Data entries for graphics

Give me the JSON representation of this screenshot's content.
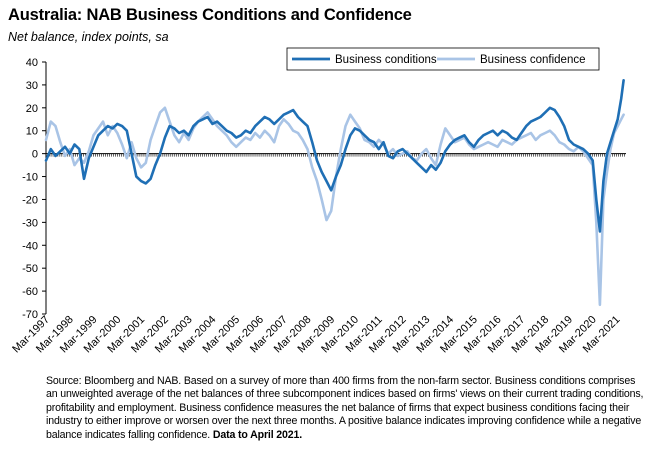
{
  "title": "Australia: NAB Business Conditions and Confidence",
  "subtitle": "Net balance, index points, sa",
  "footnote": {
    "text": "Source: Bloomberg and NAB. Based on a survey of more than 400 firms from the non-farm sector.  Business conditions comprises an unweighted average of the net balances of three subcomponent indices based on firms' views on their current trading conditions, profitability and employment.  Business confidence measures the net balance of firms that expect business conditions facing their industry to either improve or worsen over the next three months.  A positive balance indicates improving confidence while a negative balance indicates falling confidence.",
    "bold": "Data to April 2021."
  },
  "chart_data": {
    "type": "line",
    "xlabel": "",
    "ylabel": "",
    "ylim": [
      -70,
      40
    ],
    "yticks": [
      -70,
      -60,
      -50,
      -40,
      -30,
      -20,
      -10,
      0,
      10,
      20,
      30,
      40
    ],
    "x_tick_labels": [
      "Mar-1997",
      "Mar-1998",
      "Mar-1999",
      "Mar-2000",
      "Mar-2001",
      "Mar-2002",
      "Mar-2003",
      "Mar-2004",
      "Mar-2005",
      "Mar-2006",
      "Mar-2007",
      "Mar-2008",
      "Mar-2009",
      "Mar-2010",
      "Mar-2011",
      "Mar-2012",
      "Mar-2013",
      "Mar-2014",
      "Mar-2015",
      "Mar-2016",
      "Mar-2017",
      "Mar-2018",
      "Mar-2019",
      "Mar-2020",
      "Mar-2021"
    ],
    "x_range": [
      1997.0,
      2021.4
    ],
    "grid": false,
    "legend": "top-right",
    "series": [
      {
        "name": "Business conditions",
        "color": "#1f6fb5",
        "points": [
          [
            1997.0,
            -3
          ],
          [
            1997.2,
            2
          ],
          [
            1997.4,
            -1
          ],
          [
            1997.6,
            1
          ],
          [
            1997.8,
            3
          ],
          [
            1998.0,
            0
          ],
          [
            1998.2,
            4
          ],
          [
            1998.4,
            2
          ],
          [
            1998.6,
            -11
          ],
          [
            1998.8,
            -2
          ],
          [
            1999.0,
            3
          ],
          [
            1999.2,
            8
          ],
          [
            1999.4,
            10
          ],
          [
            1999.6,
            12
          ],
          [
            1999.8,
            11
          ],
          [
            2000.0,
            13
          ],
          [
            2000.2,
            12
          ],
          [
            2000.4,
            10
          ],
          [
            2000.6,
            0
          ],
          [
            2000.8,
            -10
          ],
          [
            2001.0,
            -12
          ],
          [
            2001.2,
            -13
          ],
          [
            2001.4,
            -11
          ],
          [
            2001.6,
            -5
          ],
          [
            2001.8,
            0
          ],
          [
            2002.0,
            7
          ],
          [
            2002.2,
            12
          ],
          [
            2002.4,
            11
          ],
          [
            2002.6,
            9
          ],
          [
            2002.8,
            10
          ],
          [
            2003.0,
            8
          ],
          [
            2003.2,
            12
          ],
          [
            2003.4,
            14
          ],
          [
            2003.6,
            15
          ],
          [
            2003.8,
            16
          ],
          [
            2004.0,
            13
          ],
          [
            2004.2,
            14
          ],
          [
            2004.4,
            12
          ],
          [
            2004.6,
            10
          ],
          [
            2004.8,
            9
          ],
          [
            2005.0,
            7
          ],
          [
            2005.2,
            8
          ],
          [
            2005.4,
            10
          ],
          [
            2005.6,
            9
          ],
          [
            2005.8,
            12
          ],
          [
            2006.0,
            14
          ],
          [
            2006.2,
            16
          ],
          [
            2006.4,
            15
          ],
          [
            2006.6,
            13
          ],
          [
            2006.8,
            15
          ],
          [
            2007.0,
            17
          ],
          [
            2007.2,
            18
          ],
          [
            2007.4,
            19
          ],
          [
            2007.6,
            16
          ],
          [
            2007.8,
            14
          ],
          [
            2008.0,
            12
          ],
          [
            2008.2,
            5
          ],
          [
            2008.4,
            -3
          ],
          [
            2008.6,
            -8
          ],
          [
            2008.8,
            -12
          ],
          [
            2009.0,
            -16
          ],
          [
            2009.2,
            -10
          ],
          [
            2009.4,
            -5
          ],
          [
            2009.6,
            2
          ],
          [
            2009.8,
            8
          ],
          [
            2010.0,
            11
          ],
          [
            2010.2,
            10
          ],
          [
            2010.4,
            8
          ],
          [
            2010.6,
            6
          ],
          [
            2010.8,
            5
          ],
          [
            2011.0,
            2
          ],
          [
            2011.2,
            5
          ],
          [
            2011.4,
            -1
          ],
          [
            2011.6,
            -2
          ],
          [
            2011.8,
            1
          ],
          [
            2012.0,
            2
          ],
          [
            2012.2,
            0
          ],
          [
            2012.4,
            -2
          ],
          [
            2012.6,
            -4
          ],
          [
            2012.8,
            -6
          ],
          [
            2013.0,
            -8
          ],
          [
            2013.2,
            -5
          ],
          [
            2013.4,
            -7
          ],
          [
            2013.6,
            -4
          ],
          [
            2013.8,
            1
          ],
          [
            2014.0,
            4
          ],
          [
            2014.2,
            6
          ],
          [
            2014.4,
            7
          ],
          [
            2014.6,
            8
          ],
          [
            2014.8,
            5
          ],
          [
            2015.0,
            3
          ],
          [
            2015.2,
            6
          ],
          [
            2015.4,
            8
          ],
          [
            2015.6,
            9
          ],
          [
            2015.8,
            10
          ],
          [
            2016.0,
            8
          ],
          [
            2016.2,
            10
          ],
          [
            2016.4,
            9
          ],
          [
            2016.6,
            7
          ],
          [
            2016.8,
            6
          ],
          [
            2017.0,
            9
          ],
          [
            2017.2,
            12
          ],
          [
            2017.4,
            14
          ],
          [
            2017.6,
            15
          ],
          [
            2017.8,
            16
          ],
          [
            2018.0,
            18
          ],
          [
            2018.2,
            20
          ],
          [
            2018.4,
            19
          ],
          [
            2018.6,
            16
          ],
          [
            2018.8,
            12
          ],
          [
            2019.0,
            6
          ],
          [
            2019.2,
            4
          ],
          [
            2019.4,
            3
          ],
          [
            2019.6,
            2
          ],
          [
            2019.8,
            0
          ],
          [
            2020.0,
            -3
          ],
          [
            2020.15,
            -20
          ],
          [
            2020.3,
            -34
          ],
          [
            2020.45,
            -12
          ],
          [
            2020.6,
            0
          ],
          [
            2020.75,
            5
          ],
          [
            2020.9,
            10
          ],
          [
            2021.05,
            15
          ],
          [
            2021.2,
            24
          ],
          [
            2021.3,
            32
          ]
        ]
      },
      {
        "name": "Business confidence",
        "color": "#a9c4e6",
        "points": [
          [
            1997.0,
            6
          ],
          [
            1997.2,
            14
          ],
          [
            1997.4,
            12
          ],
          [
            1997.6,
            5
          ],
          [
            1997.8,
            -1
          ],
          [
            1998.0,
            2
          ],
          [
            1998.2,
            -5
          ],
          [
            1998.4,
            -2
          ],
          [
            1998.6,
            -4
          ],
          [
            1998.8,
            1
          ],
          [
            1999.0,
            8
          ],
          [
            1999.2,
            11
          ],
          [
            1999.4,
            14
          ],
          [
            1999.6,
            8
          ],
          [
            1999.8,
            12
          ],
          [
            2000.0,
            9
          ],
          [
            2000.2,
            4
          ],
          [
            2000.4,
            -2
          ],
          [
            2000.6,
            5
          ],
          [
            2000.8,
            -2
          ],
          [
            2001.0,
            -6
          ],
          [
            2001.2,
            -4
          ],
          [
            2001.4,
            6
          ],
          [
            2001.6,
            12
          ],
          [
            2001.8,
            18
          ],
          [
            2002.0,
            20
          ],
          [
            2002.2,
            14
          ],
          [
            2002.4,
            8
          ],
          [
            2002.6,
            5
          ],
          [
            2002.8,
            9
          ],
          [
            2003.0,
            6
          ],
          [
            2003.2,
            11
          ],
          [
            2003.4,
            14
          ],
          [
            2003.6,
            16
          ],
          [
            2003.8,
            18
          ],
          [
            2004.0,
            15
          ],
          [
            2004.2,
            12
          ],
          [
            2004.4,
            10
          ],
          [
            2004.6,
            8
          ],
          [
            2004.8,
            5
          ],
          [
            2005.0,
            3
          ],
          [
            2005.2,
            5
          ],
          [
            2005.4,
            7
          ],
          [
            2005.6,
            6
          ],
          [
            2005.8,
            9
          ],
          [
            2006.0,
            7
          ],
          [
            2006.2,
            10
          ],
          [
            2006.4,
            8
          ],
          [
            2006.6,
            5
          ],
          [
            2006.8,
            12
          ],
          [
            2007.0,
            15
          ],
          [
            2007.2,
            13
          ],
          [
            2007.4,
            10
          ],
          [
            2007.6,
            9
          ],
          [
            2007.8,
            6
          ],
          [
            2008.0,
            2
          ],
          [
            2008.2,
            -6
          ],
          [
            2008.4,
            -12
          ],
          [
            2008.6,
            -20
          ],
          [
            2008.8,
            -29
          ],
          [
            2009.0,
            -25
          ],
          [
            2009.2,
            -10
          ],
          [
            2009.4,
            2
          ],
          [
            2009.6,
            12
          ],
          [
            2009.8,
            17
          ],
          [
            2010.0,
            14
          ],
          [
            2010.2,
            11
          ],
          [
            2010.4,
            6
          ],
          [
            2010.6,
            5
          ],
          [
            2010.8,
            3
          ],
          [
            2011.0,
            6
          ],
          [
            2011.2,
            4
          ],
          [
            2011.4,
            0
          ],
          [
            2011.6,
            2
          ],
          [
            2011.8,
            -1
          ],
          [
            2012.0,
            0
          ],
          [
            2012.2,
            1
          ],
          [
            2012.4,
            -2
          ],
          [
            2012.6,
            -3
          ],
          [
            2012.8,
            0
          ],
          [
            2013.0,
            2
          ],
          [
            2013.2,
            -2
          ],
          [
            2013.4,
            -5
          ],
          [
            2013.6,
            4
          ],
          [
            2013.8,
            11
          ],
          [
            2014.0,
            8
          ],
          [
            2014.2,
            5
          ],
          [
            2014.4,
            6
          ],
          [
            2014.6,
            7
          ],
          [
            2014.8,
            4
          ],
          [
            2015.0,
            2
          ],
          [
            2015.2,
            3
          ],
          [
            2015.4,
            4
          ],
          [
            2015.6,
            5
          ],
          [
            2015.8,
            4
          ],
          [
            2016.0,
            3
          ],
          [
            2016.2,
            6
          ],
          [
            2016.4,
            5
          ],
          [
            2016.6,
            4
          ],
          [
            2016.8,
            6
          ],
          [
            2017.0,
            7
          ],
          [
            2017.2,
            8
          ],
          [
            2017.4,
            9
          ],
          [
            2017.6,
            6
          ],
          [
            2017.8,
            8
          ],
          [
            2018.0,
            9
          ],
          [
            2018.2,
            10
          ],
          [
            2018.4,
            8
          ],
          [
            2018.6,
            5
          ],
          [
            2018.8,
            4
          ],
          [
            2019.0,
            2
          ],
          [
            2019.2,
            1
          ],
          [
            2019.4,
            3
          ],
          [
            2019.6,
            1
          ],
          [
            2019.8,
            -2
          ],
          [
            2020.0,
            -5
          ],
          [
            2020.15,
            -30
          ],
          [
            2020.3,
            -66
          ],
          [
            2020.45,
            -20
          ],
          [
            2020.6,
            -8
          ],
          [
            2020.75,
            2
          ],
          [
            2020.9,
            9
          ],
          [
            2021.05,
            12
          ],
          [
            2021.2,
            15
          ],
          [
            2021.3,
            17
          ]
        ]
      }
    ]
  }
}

---

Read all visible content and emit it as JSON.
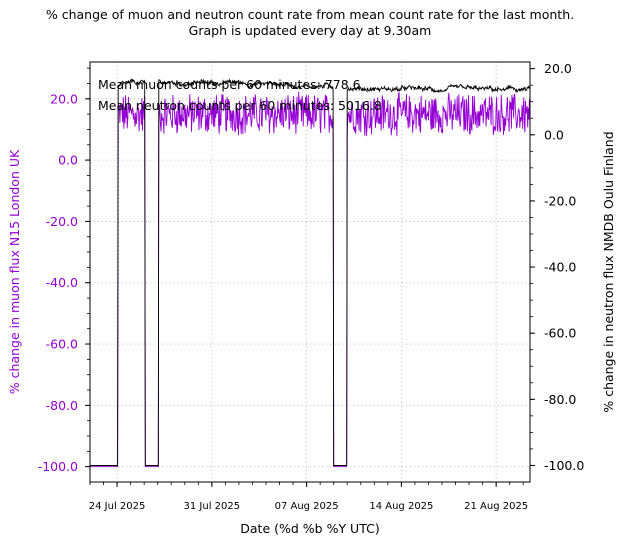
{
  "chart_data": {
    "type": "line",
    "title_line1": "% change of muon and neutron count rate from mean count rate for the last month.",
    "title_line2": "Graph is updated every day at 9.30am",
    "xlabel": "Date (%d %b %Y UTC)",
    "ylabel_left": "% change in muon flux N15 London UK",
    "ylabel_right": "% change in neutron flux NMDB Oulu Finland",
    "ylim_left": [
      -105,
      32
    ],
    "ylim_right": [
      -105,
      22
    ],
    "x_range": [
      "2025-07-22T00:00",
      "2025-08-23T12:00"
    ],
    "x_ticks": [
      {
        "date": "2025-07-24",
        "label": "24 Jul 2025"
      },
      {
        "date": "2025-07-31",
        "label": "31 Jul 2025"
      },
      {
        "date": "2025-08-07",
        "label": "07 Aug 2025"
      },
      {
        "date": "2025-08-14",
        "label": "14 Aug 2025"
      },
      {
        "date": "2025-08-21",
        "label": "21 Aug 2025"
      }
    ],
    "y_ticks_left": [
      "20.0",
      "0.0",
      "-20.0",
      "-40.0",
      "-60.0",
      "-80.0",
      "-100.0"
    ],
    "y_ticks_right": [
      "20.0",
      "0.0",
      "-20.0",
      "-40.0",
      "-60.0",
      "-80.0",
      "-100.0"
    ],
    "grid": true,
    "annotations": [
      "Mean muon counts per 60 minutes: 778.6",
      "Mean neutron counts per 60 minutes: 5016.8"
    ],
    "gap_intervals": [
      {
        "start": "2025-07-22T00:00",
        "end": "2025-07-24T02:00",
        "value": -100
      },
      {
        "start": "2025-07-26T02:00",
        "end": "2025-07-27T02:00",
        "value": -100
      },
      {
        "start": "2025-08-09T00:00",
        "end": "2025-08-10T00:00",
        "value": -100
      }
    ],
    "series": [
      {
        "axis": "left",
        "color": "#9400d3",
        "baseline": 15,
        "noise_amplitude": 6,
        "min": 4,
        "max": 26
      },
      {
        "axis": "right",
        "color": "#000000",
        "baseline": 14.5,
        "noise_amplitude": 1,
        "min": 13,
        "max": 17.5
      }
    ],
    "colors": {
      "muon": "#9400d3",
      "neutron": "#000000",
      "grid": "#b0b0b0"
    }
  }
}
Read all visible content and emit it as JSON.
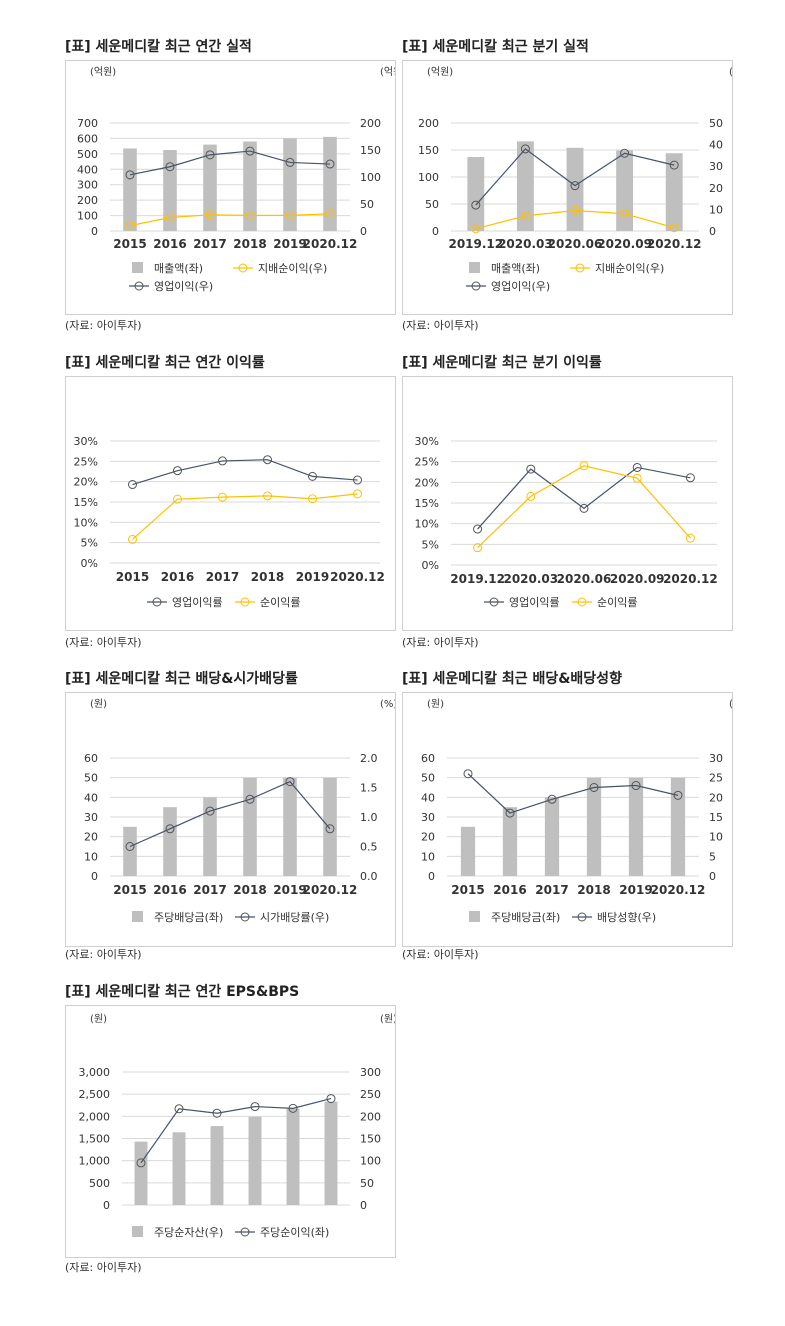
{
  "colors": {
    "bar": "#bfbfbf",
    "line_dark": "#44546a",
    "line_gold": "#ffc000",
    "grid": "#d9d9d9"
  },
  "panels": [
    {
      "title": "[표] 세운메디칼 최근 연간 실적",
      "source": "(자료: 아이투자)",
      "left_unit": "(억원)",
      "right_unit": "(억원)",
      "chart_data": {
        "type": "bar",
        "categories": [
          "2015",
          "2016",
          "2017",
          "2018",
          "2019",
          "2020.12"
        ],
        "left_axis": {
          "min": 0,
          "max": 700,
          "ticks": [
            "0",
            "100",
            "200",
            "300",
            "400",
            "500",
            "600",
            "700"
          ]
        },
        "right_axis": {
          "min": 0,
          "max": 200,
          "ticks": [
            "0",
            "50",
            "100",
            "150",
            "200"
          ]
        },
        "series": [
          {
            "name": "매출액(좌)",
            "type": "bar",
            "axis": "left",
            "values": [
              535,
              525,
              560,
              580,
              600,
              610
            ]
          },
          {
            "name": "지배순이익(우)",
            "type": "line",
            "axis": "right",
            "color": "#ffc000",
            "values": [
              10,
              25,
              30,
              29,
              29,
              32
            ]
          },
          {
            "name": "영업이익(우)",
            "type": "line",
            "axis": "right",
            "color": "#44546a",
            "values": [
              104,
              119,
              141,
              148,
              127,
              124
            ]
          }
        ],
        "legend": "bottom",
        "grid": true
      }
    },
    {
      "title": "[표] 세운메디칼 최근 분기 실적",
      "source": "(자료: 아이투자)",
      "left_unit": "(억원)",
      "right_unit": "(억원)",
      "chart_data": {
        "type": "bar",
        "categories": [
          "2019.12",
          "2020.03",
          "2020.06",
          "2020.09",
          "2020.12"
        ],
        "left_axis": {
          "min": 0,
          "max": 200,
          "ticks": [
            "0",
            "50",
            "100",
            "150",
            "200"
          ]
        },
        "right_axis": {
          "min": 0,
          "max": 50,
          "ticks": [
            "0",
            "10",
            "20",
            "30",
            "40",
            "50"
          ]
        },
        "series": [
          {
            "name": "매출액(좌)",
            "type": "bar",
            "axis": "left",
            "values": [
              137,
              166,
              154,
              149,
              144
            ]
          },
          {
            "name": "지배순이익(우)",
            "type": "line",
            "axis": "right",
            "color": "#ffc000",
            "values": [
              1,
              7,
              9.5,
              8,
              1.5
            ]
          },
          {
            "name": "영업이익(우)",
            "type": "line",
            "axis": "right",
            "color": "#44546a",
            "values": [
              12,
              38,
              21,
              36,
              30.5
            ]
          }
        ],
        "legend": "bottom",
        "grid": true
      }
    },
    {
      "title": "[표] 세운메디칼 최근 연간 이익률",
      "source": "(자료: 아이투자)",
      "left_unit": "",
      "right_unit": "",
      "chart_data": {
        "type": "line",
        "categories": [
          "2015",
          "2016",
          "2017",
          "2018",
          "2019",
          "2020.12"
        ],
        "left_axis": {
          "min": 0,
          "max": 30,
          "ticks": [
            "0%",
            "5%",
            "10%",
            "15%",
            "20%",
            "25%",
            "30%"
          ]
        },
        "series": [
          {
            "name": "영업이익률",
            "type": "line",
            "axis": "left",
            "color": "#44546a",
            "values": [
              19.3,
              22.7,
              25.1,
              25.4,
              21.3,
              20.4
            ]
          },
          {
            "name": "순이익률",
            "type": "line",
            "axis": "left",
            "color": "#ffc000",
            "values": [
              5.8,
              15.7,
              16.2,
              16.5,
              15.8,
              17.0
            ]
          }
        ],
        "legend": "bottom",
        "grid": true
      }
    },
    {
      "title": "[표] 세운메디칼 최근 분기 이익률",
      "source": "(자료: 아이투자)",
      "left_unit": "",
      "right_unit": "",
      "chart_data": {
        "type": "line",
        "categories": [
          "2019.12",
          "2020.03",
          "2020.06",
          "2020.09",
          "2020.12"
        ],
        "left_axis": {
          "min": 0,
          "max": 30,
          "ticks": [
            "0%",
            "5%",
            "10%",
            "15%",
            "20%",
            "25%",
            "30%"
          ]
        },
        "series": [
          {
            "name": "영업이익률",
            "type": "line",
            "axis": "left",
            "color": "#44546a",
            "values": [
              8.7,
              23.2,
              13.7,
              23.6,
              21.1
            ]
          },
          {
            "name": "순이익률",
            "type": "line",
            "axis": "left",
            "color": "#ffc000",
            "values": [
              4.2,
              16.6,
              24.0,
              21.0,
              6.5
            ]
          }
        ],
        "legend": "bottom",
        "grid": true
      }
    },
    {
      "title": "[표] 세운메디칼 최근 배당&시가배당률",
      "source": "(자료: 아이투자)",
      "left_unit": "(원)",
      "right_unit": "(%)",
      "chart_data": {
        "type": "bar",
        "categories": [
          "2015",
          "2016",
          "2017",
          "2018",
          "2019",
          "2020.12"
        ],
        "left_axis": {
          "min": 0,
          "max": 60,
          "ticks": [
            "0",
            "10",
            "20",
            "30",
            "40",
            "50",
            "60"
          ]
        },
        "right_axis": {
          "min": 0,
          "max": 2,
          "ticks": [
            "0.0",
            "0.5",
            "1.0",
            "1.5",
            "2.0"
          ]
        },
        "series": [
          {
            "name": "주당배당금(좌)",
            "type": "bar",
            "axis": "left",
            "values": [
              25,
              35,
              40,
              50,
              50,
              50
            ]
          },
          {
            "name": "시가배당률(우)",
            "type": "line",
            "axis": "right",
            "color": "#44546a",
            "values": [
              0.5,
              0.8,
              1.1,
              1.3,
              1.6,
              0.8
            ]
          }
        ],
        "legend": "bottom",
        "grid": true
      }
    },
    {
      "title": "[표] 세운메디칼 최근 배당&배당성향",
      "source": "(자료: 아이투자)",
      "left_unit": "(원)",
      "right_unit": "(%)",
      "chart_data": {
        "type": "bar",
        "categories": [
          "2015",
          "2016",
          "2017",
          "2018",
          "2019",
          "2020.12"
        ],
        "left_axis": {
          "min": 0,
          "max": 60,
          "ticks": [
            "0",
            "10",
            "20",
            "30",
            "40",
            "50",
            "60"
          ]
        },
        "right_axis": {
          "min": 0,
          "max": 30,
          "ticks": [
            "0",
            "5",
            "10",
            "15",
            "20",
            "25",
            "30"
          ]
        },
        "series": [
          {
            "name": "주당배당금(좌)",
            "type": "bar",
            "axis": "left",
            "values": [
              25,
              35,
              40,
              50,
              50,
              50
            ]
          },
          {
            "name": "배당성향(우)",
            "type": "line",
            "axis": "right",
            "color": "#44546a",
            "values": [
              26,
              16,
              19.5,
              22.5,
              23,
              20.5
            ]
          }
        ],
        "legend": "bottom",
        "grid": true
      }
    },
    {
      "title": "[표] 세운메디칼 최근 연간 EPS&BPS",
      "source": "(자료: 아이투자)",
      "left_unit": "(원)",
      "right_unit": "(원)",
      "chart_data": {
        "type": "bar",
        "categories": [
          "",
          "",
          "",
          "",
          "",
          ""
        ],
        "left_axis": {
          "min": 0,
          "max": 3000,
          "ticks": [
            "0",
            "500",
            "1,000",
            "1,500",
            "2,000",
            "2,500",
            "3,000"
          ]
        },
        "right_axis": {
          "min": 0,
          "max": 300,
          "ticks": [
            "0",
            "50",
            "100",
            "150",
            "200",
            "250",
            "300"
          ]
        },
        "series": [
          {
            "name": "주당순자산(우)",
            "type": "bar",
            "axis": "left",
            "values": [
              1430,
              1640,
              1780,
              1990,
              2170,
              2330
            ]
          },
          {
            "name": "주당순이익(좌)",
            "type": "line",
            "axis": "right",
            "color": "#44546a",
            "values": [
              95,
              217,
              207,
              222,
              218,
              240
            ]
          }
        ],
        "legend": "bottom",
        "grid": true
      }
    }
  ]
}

Problem to solve:
Provide only the number of lines in the entries that hold the word "muon".

Task result:
4